> EXERCICES À TRAITER
a - D'après le texte à lire, quelle a été la principale cause de mécontentement relevée par le sondage ?
b - Modifiez les enregistrements de la première ligne jusqu'à la ligne contenant « point (480, 194, 493, 207) » incluse, en remplaçant « y-tick-label » par « y-label ». Ne changez rien d'autre et ne donnez que ces lignes.

Pour faciliter une progressive acquisition du langage audiovisuel, je me suis appuyé sur le fascicule Jeune journaliste reporter d’images proposé par le Clemi (Centre de liaison de l’enseignement et des médias d’information) de Bordeaux sur son site. Les élèves ont ainsi découvert la structure du reportage (lancement, alternance de séquences et d’interviews, pied), les concepts journalistiques de base (réponses aux questions essentielles, règle des lignes de force lors des interviews, charte de déontologie, etc.) et la grammaire de l’image animée (cadrage, angle et point de vue, temps de chaque plan, etc.). Formés aux pratiques journalistiques, les élèves ont ensuite produit en binôme un reportage portant sur une liberté. En s’initiant aux complexités de la production d’information, ils développent autonomie et esprit d’initiative. Objectif à long terme ? Que prospèrent des médias pluralistes de qualité pour le public exigeant de demain, formé aux pratiques journalistiques, à une actualité transformée par les pratiques numériques dans un esprit de citoyenneté actif et participatif , et exercée par les collégiens tout en exerçant directement leur propre liberté d’opinion, d’expression ou de presse ! Cette réalisation s’est déroulée sur plusieurs semaines, afin de permettre aux élèves une certaine souplesse d’organisation, avec un carnet de bord qu’ils ont défini au préalable à partir d’une structure que j’avais élaborée. De nombreuses compétences ont pu être évaluées, que ce soit dans la maitrise de la langue française (rédiger un texte bref, adapter son mode de lecture), dans la culture humaniste (mobiliser ses connaissances pour donner du sens à l’actualité, porter un regard critique sur un fait, etc.), la maitrise des techniques usuelles de l’information et de la communication (utiliser les logiciels et les services à disposition, traiter une image, un son, une vidéo, etc.), les compétences sociales et civiques (principaux droits de l’homme et du citoyen, fonctionnement et rôle des différents médias) ou l’autonomie et l’initiative.
J’ai procédé à un modeste sondage auprès des élèves des trois classes concernées (une soixantaine) et de la communauté éducative. Il en est ressorti que les bugs informatiques avaient été la principale cause de mécontentement. Le long temps de travail requis par rapport à un devoir classique et, parfois, les problèmes de répartition des tâches étaient, eux, largement compensés par le temps agréable passé ensemble et par l’acquisition de compétences informatiques réutilisables dans des projets personnels. En outre, les élèves soulignaient une meilleure appropriation des connaissances, des compétences, et disaient avoir apprécié de rencontrer les adultes de l’établissement dans un contexte différent. Les trois quarts des élèves ont répondu au questionnaire et ont demandé à l’unanimité de renouveler l’expérience. Les adultes sollicités par les apprentis journalistes (un journaliste et un journaliste reporter d’image, d’où l’organisation en binôme) pour répondre à leurs questions ont souligné, dans une grande majorité des cas, leur professionnalisme et leur prise d’initiative.

> ENREGISTREMENTS FOURNIS
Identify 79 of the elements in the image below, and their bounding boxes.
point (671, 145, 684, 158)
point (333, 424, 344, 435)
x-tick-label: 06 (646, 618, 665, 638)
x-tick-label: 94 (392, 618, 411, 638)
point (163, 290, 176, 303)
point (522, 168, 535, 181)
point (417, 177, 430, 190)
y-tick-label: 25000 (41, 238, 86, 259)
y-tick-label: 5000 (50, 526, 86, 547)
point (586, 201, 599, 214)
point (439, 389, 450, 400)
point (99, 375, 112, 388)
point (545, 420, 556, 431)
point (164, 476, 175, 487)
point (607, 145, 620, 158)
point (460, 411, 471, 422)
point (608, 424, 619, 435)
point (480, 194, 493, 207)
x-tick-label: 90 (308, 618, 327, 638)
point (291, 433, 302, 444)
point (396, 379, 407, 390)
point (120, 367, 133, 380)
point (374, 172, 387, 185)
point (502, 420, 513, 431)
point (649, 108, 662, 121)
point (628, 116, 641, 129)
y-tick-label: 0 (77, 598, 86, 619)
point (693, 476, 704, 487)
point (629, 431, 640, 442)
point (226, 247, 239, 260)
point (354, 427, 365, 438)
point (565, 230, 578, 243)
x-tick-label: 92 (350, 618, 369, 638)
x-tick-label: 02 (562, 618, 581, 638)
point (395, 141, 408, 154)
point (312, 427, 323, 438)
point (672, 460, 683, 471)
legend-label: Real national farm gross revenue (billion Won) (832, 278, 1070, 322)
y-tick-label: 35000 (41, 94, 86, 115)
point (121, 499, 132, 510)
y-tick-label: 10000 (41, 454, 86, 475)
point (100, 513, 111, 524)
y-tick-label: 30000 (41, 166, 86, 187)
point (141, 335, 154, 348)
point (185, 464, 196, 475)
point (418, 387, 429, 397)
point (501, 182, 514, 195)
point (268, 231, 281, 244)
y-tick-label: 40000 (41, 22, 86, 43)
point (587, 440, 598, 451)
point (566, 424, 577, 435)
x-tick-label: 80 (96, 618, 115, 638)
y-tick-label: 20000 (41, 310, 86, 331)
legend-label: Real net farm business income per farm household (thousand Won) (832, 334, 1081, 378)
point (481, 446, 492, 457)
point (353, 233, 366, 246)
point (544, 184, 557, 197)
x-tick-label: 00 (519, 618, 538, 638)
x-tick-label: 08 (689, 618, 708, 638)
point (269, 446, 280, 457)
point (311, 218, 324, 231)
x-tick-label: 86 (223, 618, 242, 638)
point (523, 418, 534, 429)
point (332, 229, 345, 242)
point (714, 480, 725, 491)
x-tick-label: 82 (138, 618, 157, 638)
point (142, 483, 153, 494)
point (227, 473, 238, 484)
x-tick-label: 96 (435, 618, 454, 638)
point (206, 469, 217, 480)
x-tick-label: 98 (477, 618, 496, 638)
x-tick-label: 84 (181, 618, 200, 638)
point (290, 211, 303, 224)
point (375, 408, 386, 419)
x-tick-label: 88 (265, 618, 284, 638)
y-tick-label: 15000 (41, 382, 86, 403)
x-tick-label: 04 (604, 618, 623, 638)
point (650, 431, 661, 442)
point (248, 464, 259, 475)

> RÉPONSES AUX EXERCICES
a - Les bugs informatiques.

b -
Identify 79 of the elements in the image below, and their bounding boxes.
point (671, 145, 684, 158)
point (333, 424, 344, 435)
x-tick-label: 06 (646, 618, 665, 638)
x-tick-label: 94 (392, 618, 411, 638)
point (163, 290, 176, 303)
point (522, 168, 535, 181)
point (417, 177, 430, 190)
y-label: 25000 (41, 238, 86, 259)
y-label: 5000 (50, 526, 86, 547)
point (586, 201, 599, 214)
point (439, 389, 450, 400)
point (99, 375, 112, 388)
point (545, 420, 556, 431)
point (164, 476, 175, 487)
point (607, 145, 620, 158)
point (460, 411, 471, 422)
point (608, 424, 619, 435)
point (480, 194, 493, 207)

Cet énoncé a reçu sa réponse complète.